Lines holding the string "triangle" are the ones to copy from this listing.

━━━━━━━━━━━━━━━━━━━━

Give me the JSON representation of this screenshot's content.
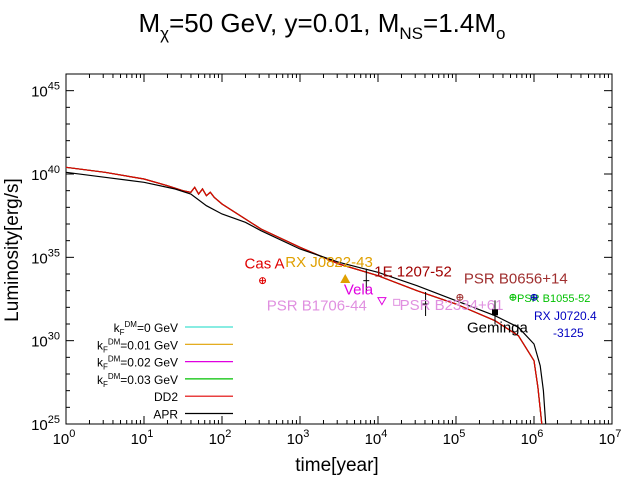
{
  "chart_data": {
    "type": "line",
    "title": "Mχ=50 GeV, y=0.01, MNS=1.4Mo",
    "title_parts": {
      "m1": "M",
      "s1": "χ",
      "t1": "=50 GeV, y=0.01, M",
      "s2": "NS",
      "t2": "=1.4M",
      "s3": "o"
    },
    "xlabel": "time[year]",
    "ylabel": "Luminosity[erg/s]",
    "xscale": "log",
    "yscale": "log",
    "xlim": [
      1,
      10000000
    ],
    "ylim": [
      1e+25,
      1e+46
    ],
    "grid": false,
    "legend_position": "bottom-left",
    "x_ticks": [
      {
        "exp": 0,
        "base": "10",
        "sup": "0"
      },
      {
        "exp": 1,
        "base": "10",
        "sup": "1"
      },
      {
        "exp": 2,
        "base": "10",
        "sup": "2"
      },
      {
        "exp": 3,
        "base": "10",
        "sup": "3"
      },
      {
        "exp": 4,
        "base": "10",
        "sup": "4"
      },
      {
        "exp": 5,
        "base": "10",
        "sup": "5"
      },
      {
        "exp": 6,
        "base": "10",
        "sup": "6"
      },
      {
        "exp": 7,
        "base": "10",
        "sup": "7"
      }
    ],
    "y_ticks": [
      {
        "exp": 25,
        "base": "10",
        "sup": "25"
      },
      {
        "exp": 30,
        "base": "10",
        "sup": "30"
      },
      {
        "exp": 35,
        "base": "10",
        "sup": "35"
      },
      {
        "exp": 40,
        "base": "10",
        "sup": "40"
      },
      {
        "exp": 45,
        "base": "10",
        "sup": "45"
      }
    ],
    "series": [
      {
        "name": "kFDM=0 GeV",
        "label_parts": [
          "k",
          "F",
          "DM",
          "=0 GeV"
        ],
        "color": "#40e0d0",
        "points": [
          [
            0,
            40.4
          ],
          [
            0.5,
            40.1
          ],
          [
            1,
            39.7
          ],
          [
            1.3,
            39.3
          ],
          [
            1.5,
            39.0
          ],
          [
            1.6,
            38.9
          ],
          [
            1.65,
            39.2
          ],
          [
            1.7,
            38.8
          ],
          [
            1.75,
            39.1
          ],
          [
            1.8,
            38.7
          ],
          [
            1.85,
            38.9
          ],
          [
            1.9,
            38.6
          ],
          [
            2,
            38.2
          ],
          [
            2.3,
            37.3
          ],
          [
            2.5,
            36.7
          ],
          [
            3,
            35.6
          ],
          [
            3.5,
            34.6
          ],
          [
            4,
            33.9
          ],
          [
            4.5,
            33.0
          ],
          [
            5,
            32.2
          ],
          [
            5.5,
            31.2
          ],
          [
            5.8,
            30.3
          ],
          [
            6,
            28.8
          ],
          [
            6.05,
            27.2
          ],
          [
            6.1,
            25.0
          ]
        ]
      },
      {
        "name": "kFDM=0.01 GeV",
        "label_parts": [
          "k",
          "F",
          "DM",
          "=0.01 GeV"
        ],
        "color": "#e0a000",
        "points": [
          [
            0,
            40.4
          ],
          [
            0.5,
            40.1
          ],
          [
            1,
            39.7
          ],
          [
            1.3,
            39.3
          ],
          [
            1.5,
            39.0
          ],
          [
            1.6,
            38.9
          ],
          [
            1.65,
            39.2
          ],
          [
            1.7,
            38.8
          ],
          [
            1.75,
            39.1
          ],
          [
            1.8,
            38.7
          ],
          [
            1.85,
            38.9
          ],
          [
            1.9,
            38.6
          ],
          [
            2,
            38.2
          ],
          [
            2.3,
            37.3
          ],
          [
            2.5,
            36.7
          ],
          [
            3,
            35.6
          ],
          [
            3.5,
            34.6
          ],
          [
            4,
            33.9
          ],
          [
            4.5,
            33.0
          ],
          [
            5,
            32.2
          ],
          [
            5.5,
            31.2
          ],
          [
            5.8,
            30.3
          ],
          [
            6,
            28.8
          ],
          [
            6.05,
            27.2
          ],
          [
            6.1,
            25.0
          ]
        ]
      },
      {
        "name": "kFDM=0.02 GeV",
        "label_parts": [
          "k",
          "F",
          "DM",
          "=0.02 GeV"
        ],
        "color": "#e000e0",
        "points": [
          [
            0,
            40.4
          ],
          [
            0.5,
            40.1
          ],
          [
            1,
            39.7
          ],
          [
            1.3,
            39.3
          ],
          [
            1.5,
            39.0
          ],
          [
            1.6,
            38.9
          ],
          [
            1.65,
            39.2
          ],
          [
            1.7,
            38.8
          ],
          [
            1.75,
            39.1
          ],
          [
            1.8,
            38.7
          ],
          [
            1.85,
            38.9
          ],
          [
            1.9,
            38.6
          ],
          [
            2,
            38.2
          ],
          [
            2.3,
            37.3
          ],
          [
            2.5,
            36.7
          ],
          [
            3,
            35.6
          ],
          [
            3.5,
            34.6
          ],
          [
            4,
            33.9
          ],
          [
            4.5,
            33.0
          ],
          [
            5,
            32.2
          ],
          [
            5.5,
            31.2
          ],
          [
            5.8,
            30.3
          ],
          [
            6,
            28.8
          ],
          [
            6.05,
            27.2
          ],
          [
            6.1,
            25.0
          ]
        ]
      },
      {
        "name": "kFDM=0.03 GeV",
        "label_parts": [
          "k",
          "F",
          "DM",
          "=0.03 GeV"
        ],
        "color": "#00c000",
        "points": [
          [
            0,
            40.4
          ],
          [
            0.5,
            40.1
          ],
          [
            1,
            39.7
          ],
          [
            1.3,
            39.3
          ],
          [
            1.5,
            39.0
          ],
          [
            1.6,
            38.9
          ],
          [
            1.65,
            39.2
          ],
          [
            1.7,
            38.8
          ],
          [
            1.75,
            39.1
          ],
          [
            1.8,
            38.7
          ],
          [
            1.85,
            38.9
          ],
          [
            1.9,
            38.6
          ],
          [
            2,
            38.2
          ],
          [
            2.3,
            37.3
          ],
          [
            2.5,
            36.7
          ],
          [
            3,
            35.6
          ],
          [
            3.5,
            34.6
          ],
          [
            4,
            33.9
          ],
          [
            4.5,
            33.0
          ],
          [
            5,
            32.2
          ],
          [
            5.5,
            31.2
          ],
          [
            5.8,
            30.3
          ],
          [
            6,
            28.8
          ],
          [
            6.05,
            27.2
          ],
          [
            6.1,
            25.0
          ]
        ]
      },
      {
        "name": "DD2",
        "label_parts": [
          "DD2"
        ],
        "color": "#e00000",
        "points": [
          [
            0,
            40.4
          ],
          [
            0.5,
            40.1
          ],
          [
            1,
            39.7
          ],
          [
            1.3,
            39.3
          ],
          [
            1.5,
            39.0
          ],
          [
            1.6,
            38.9
          ],
          [
            1.65,
            39.2
          ],
          [
            1.7,
            38.8
          ],
          [
            1.75,
            39.1
          ],
          [
            1.8,
            38.7
          ],
          [
            1.85,
            38.9
          ],
          [
            1.9,
            38.6
          ],
          [
            2,
            38.2
          ],
          [
            2.3,
            37.3
          ],
          [
            2.5,
            36.7
          ],
          [
            3,
            35.6
          ],
          [
            3.5,
            34.6
          ],
          [
            4,
            33.9
          ],
          [
            4.5,
            33.0
          ],
          [
            5,
            32.2
          ],
          [
            5.5,
            31.2
          ],
          [
            5.8,
            30.3
          ],
          [
            6,
            28.8
          ],
          [
            6.05,
            27.2
          ],
          [
            6.1,
            25.0
          ]
        ]
      },
      {
        "name": "APR",
        "label_parts": [
          "APR"
        ],
        "color": "#000000",
        "points": [
          [
            0,
            40.1
          ],
          [
            0.5,
            39.8
          ],
          [
            1,
            39.5
          ],
          [
            1.4,
            39.1
          ],
          [
            1.6,
            38.8
          ],
          [
            1.8,
            38.1
          ],
          [
            2,
            37.6
          ],
          [
            2.3,
            37.1
          ],
          [
            2.5,
            36.6
          ],
          [
            3,
            35.5
          ],
          [
            3.5,
            34.7
          ],
          [
            4,
            34.1
          ],
          [
            4.5,
            33.3
          ],
          [
            5,
            32.4
          ],
          [
            5.5,
            31.5
          ],
          [
            5.8,
            30.8
          ],
          [
            6,
            29.8
          ],
          [
            6.08,
            28.5
          ],
          [
            6.12,
            27.0
          ],
          [
            6.15,
            25.0
          ]
        ]
      }
    ],
    "observations": [
      {
        "name": "Cas A",
        "log_t": 2.52,
        "log_L": 33.6,
        "color": "#e00000",
        "marker": "circle-plus",
        "label_dx": -18,
        "label_dy": -12
      },
      {
        "name": "RX J0822-43",
        "log_t": 3.58,
        "log_L": 33.7,
        "color": "#e0a000",
        "marker": "triangle",
        "label_dx": -60,
        "label_dy": -12
      },
      {
        "name": "1E 1207-52",
        "log_t": 3.85,
        "log_L": 33.6,
        "color": "#a00000",
        "marker": "errbar",
        "label_dx": 8,
        "label_dy": -4
      },
      {
        "name": "Vela",
        "log_t": 4.05,
        "log_L": 32.4,
        "color": "#e000e0",
        "marker": "triangle-down",
        "label_dx": -38,
        "label_dy": -6
      },
      {
        "name": "PSR B1706-44",
        "log_t": 4.24,
        "log_L": 32.3,
        "color": "#e090e0",
        "marker": "square",
        "label_dx": -130,
        "label_dy": 8
      },
      {
        "name": "PSR B2334+61",
        "log_t": 4.61,
        "log_L": 32.2,
        "color": "#e090e0",
        "marker": "errbar",
        "label_dx": -26,
        "label_dy": 6
      },
      {
        "name": "PSR B0656+14",
        "log_t": 5.05,
        "log_L": 32.6,
        "color": "#a03030",
        "marker": "circle-plus",
        "label_dx": 4,
        "label_dy": -14
      },
      {
        "name": "Geminga",
        "log_t": 5.5,
        "log_L": 31.7,
        "color": "#000000",
        "marker": "square-filled",
        "label_dx": -28,
        "label_dy": 20
      },
      {
        "name": "PSR B1055-52",
        "log_t": 5.73,
        "log_L": 32.6,
        "color": "#00c000",
        "marker": "circle-plus",
        "label_dx": 0,
        "label_dy": 3
      },
      {
        "name": "RX J0720.4",
        "log_t": 6.0,
        "log_L": 32.6,
        "color": "#0000c0",
        "marker": "circle-plus",
        "label_dx": 0,
        "label_dy": 0
      },
      {
        "name": "-3125",
        "log_t": 6.0,
        "log_L": 32.6,
        "color": "#0000c0",
        "marker": "none",
        "label_dx": 0,
        "label_dy": 0
      }
    ]
  }
}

━━━━━━━━━━━━━━━━━━━━

Result below:
        "marker": "triangle",
        "marker": "triangle-down",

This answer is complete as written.